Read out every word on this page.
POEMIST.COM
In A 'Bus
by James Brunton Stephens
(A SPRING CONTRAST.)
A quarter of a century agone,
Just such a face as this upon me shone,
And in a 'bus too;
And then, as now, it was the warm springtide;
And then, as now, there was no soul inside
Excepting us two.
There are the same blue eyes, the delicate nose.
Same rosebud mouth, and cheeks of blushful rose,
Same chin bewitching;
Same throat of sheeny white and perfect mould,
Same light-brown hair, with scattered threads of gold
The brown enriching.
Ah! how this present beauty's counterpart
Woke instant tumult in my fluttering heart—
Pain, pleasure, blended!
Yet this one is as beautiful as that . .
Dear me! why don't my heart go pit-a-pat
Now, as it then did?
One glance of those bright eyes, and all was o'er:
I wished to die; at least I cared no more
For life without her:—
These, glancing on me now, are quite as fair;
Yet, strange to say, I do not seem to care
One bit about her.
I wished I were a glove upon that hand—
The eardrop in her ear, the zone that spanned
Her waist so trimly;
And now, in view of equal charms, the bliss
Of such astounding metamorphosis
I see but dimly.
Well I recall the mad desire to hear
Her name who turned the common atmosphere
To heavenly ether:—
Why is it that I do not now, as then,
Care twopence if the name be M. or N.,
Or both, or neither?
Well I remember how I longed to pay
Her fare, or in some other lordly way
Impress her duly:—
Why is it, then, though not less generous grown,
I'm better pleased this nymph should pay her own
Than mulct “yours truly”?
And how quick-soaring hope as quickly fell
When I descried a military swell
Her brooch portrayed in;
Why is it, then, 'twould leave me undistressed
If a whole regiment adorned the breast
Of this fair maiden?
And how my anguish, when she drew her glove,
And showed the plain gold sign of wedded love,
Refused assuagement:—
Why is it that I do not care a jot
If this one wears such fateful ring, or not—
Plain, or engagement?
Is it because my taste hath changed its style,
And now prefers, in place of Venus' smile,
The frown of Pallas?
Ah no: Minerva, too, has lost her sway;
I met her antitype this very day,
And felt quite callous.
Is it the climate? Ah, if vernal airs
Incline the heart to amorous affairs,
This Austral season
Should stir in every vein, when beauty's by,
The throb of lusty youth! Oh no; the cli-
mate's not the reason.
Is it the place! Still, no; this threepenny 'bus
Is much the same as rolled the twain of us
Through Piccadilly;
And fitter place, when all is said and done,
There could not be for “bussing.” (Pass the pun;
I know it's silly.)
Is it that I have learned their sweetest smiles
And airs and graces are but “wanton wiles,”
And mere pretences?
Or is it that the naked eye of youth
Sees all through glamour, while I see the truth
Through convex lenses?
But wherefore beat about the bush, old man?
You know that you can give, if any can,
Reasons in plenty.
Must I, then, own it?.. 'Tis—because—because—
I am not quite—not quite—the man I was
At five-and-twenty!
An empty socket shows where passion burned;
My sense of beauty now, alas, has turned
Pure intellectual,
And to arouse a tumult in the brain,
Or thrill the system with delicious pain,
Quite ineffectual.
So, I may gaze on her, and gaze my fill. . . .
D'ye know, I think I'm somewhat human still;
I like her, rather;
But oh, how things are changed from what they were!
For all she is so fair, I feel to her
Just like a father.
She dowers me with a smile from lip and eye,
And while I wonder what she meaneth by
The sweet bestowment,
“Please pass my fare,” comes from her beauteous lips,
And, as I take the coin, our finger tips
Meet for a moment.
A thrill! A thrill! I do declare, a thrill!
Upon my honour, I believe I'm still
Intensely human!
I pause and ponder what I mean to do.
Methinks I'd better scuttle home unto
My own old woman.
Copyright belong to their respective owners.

* * *

Given instruction:
Reproduce the records above exactly as they appear.

Task response:
Read out every word on this page.
POEMIST.COM
In A 'Bus
by James Brunton Stephens
(A SPRING CONTRAST.)
A quarter of a century agone,
Just such a face as this upon me shone,
And in a 'bus too;
And then, as now, it was the warm springtide;
And then, as now, there was no soul inside
Excepting us two.
There are the same blue eyes, the delicate nose.
Same rosebud mouth, and cheeks of blushful rose,
Same chin bewitching;
Same throat of sheeny white and perfect mould,
Same light-brown hair, with scattered threads of gold
The brown enriching.
Ah! how this present beauty's counterpart
Woke instant tumult in my fluttering heart—
Pain, pleasure, blended!
Yet this one is as beautiful as that . .
Dear me! why don't my heart go pit-a-pat
Now, as it then did?
One glance of those bright eyes, and all was o'er:
I wished to die; at least I cared no more
For life without her:—
These, glancing on me now, are quite as fair;
Yet, strange to say, I do not seem to care
One bit about her.
I wished I were a glove upon that hand—
The eardrop in her ear, the zone that spanned
Her waist so trimly;
And now, in view of equal charms, the bliss
Of such astounding metamorphosis
I see but dimly.
Well I recall the mad desire to hear
Her name who turned the common atmosphere
To heavenly ether:—
Why is it that I do not now, as then,
Care twopence if the name be M. or N.,
Or both, or neither?
Well I remember how I longed to pay
Her fare, or in some other lordly way
Impress her duly:—
Why is it, then, though not less generous grown,
I'm better pleased this nymph should pay her own
Than mulct “yours truly”?
And how quick-soaring hope as quickly fell
When I descried a military swell
Her brooch portrayed in;
Why is it, then, 'twould leave me undistressed
If a whole regiment adorned the breast
Of this fair maiden?
And how my anguish, when she drew her glove,
And showed the plain gold sign of wedded love,
Refused assuagement:—
Why is it that I do not care a jot
If this one wears such fateful ring, or not—
Plain, or engagement?
Is it because my taste hath changed its style,
And now prefers, in place of Venus' smile,
The frown of Pallas?
Ah no: Minerva, too, has lost her sway;
I met her antitype this very day,
And felt quite callous.
Is it the climate? Ah, if vernal airs
Incline the heart to amorous affairs,
This Austral season
Should stir in every vein, when beauty's by,
The throb of lusty youth! Oh no; the cli-
mate's not the reason.
Is it the place! Still, no; this threepenny 'bus
Is much the same as rolled the twain of us
Through Piccadilly;
And fitter place, when all is said and done,
There could not be for “bussing.” (Pass the pun;
I know it's silly.)
Is it that I have learned their sweetest smiles
And airs and graces are but “wanton wiles,”
And mere pretences?
Or is it that the naked eye of youth
Sees all through glamour, while I see the truth
Through convex lenses?
But wherefore beat about the bush, old man?
You know that you can give, if any can,
Reasons in plenty.
Must I, then, own it?.. 'Tis—because—because—
I am not quite—not quite—the man I was
At five-and-twenty!
An empty socket shows where passion burned;
My sense of beauty now, alas, has turned
Pure intellectual,
And to arouse a tumult in the brain,
Or thrill the system with delicious pain,
Quite ineffectual.
So, I may gaze on her, and gaze my fill. . . .
D'ye know, I think I'm somewhat human still;
I like her, rather;
But oh, how things are changed from what they were!
For all she is so fair, I feel to her
Just like a father.
She dowers me with a smile from lip and eye,
And while I wonder what she meaneth by
The sweet bestowment,
“Please pass my fare,” comes from her beauteous lips,
And, as I take the coin, our finger tips
Meet for a moment.
A thrill! A thrill! I do declare, a thrill!
Upon my honour, I believe I'm still
Intensely human!
I pause and ponder what I mean to do.
Methinks I'd better scuttle home unto
My own old woman.
Copyright belong to their respective owners.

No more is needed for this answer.